#### Supplied records:
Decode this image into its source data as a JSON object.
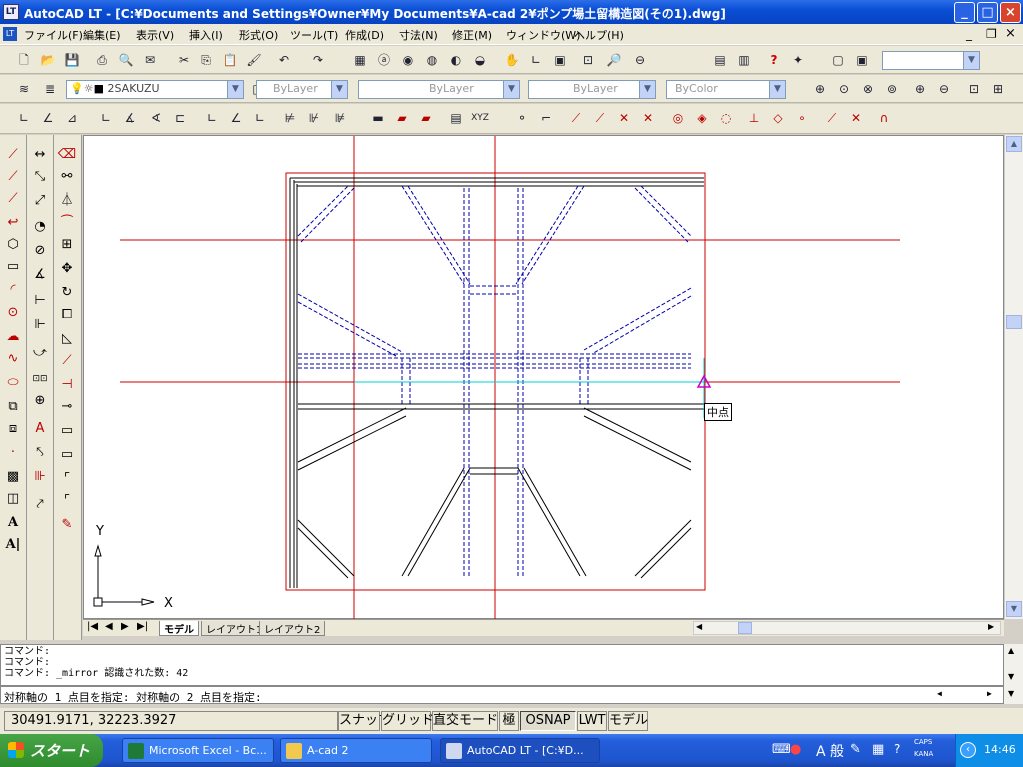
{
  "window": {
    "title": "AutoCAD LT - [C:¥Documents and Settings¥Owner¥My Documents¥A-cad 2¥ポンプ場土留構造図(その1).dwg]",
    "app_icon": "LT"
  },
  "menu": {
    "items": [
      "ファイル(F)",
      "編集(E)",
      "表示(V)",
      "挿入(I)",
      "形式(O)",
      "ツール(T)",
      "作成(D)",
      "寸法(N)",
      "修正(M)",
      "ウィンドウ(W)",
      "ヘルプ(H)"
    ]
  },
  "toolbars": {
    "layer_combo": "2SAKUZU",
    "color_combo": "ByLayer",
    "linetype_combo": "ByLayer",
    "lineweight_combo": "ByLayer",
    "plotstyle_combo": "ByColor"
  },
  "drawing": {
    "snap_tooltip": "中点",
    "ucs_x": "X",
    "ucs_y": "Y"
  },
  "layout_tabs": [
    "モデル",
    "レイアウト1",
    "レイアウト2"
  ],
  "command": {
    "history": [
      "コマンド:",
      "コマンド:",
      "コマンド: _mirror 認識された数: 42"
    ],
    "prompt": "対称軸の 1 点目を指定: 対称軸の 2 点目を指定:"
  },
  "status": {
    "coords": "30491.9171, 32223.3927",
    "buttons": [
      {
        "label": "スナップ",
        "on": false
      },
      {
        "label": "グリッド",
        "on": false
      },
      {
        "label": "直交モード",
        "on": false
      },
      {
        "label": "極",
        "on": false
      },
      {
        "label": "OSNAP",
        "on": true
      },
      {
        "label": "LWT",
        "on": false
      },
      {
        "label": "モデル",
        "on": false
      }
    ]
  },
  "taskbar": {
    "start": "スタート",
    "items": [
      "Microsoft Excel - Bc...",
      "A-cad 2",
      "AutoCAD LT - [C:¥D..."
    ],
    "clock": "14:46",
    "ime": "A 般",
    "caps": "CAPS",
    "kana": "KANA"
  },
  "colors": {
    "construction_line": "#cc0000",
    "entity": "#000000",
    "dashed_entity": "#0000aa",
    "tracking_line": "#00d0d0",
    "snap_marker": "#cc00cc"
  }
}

#### Request:
Omit the images and transcribe all of the records above word for word.

#### Solution:
Decode this image into its source data as a JSON object.
{
  "window": {
    "title": "AutoCAD LT - [C:¥Documents and Settings¥Owner¥My Documents¥A-cad 2¥ポンプ場土留構造図(その1).dwg]",
    "app_icon": "LT"
  },
  "menu": {
    "items": [
      "ファイル(F)",
      "編集(E)",
      "表示(V)",
      "挿入(I)",
      "形式(O)",
      "ツール(T)",
      "作成(D)",
      "寸法(N)",
      "修正(M)",
      "ウィンドウ(W)",
      "ヘルプ(H)"
    ]
  },
  "toolbars": {
    "layer_combo": "2SAKUZU",
    "color_combo": "ByLayer",
    "linetype_combo": "ByLayer",
    "lineweight_combo": "ByLayer",
    "plotstyle_combo": "ByColor"
  },
  "drawing": {
    "snap_tooltip": "中点",
    "ucs_x": "X",
    "ucs_y": "Y"
  },
  "layout_tabs": [
    "モデル",
    "レイアウト1",
    "レイアウト2"
  ],
  "command": {
    "history": [
      "コマンド:",
      "コマンド:",
      "コマンド: _mirror 認識された数: 42"
    ],
    "prompt": "対称軸の 1 点目を指定: 対称軸の 2 点目を指定:"
  },
  "status": {
    "coords": "30491.9171, 32223.3927",
    "buttons": [
      {
        "label": "スナップ",
        "on": false
      },
      {
        "label": "グリッド",
        "on": false
      },
      {
        "label": "直交モード",
        "on": false
      },
      {
        "label": "極",
        "on": false
      },
      {
        "label": "OSNAP",
        "on": true
      },
      {
        "label": "LWT",
        "on": false
      },
      {
        "label": "モデル",
        "on": false
      }
    ]
  },
  "taskbar": {
    "start": "スタート",
    "items": [
      "Microsoft Excel - Bc...",
      "A-cad 2",
      "AutoCAD LT - [C:¥D..."
    ],
    "clock": "14:46",
    "ime": "A 般",
    "caps": "CAPS",
    "kana": "KANA"
  },
  "colors": {
    "construction_line": "#cc0000",
    "entity": "#000000",
    "dashed_entity": "#0000aa",
    "tracking_line": "#00d0d0",
    "snap_marker": "#cc00cc"
  }
}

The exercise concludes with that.